# Your task
Find the lines containing the word "source" and copy every one of them.

## start Stored records

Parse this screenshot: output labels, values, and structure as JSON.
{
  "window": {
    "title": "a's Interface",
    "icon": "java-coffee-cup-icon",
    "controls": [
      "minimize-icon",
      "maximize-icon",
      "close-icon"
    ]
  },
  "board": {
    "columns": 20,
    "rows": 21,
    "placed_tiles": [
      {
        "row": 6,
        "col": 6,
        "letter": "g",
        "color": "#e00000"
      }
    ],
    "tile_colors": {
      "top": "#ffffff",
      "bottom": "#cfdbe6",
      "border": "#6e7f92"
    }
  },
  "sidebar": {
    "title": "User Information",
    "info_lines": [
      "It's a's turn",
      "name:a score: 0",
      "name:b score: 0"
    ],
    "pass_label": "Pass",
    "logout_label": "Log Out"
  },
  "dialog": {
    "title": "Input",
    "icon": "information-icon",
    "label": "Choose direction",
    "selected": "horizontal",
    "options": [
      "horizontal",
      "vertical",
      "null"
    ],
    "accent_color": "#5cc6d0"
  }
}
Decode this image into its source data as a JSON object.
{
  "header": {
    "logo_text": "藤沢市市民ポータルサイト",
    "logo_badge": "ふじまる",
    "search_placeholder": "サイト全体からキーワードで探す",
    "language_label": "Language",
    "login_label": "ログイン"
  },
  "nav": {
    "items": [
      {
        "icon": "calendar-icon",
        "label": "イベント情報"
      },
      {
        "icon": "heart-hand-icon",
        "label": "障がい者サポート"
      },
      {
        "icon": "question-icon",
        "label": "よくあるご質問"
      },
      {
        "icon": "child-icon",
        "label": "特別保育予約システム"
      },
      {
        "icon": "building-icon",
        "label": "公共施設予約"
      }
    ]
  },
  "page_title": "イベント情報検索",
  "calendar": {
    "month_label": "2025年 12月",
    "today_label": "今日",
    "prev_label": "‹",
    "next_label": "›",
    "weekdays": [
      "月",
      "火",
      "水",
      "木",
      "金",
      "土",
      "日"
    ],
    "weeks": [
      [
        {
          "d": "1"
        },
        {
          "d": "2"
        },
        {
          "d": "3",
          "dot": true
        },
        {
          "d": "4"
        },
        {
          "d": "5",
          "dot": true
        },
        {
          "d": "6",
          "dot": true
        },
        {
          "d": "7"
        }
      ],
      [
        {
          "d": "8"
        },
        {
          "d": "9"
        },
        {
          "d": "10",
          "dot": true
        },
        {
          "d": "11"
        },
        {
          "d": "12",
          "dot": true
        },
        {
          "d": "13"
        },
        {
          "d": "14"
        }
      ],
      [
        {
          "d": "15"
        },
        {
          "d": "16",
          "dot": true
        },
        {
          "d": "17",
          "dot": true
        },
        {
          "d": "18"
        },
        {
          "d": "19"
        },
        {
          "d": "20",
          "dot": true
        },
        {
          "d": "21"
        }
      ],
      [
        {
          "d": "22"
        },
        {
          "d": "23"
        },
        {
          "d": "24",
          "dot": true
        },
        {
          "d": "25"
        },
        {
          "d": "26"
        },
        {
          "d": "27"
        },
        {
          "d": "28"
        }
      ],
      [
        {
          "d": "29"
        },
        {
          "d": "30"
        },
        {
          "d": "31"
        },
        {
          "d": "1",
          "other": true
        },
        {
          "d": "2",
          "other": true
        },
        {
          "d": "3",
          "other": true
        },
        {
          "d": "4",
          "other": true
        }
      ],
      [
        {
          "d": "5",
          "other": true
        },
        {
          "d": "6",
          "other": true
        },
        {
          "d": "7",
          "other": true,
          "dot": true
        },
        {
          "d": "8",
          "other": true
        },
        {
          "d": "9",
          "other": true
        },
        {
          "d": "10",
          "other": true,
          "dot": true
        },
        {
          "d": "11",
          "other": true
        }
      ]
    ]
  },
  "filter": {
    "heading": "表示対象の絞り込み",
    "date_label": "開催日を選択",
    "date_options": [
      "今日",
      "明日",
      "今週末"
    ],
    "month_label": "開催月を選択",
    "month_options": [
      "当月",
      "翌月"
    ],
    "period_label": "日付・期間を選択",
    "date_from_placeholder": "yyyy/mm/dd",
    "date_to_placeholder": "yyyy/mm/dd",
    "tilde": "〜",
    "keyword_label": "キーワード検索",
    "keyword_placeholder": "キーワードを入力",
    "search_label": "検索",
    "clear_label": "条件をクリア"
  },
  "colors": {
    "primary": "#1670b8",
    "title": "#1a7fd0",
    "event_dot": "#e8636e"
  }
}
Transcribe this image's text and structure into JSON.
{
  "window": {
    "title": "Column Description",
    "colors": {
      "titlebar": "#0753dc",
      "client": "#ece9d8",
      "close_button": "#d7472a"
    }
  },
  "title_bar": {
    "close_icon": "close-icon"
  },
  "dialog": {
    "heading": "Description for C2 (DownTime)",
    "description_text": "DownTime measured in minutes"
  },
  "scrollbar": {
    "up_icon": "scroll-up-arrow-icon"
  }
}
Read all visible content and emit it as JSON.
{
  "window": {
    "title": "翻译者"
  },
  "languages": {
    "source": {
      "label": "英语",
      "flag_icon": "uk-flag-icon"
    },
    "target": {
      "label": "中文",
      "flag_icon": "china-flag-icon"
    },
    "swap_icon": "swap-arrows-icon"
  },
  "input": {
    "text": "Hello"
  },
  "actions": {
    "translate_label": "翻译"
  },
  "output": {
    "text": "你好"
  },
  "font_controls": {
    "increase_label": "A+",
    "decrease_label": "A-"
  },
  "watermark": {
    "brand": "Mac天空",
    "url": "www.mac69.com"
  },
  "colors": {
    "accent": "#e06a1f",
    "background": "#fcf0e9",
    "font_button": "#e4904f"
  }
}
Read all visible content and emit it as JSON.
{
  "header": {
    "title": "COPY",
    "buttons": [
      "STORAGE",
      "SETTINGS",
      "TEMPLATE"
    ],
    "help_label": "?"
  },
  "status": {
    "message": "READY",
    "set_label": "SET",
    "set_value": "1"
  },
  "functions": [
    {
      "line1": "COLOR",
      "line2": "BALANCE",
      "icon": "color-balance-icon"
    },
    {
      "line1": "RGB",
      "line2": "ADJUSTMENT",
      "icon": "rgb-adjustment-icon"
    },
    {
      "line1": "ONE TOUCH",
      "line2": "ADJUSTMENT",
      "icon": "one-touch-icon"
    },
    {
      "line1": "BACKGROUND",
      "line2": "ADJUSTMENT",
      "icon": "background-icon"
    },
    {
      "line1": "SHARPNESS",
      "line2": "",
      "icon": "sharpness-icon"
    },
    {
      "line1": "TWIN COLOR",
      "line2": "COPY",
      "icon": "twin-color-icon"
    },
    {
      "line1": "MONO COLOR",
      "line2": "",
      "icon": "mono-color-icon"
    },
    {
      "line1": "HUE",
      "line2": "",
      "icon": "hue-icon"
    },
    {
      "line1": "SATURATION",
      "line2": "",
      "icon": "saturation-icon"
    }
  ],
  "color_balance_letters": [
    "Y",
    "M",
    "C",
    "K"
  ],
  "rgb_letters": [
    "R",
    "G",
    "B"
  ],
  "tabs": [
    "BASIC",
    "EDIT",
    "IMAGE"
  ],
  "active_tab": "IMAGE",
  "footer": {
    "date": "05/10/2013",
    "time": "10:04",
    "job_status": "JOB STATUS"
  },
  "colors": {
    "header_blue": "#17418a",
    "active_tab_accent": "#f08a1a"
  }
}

## end Stored records

# Response for this exercise
Decode this image into its source data as a JSON object.
    "source": {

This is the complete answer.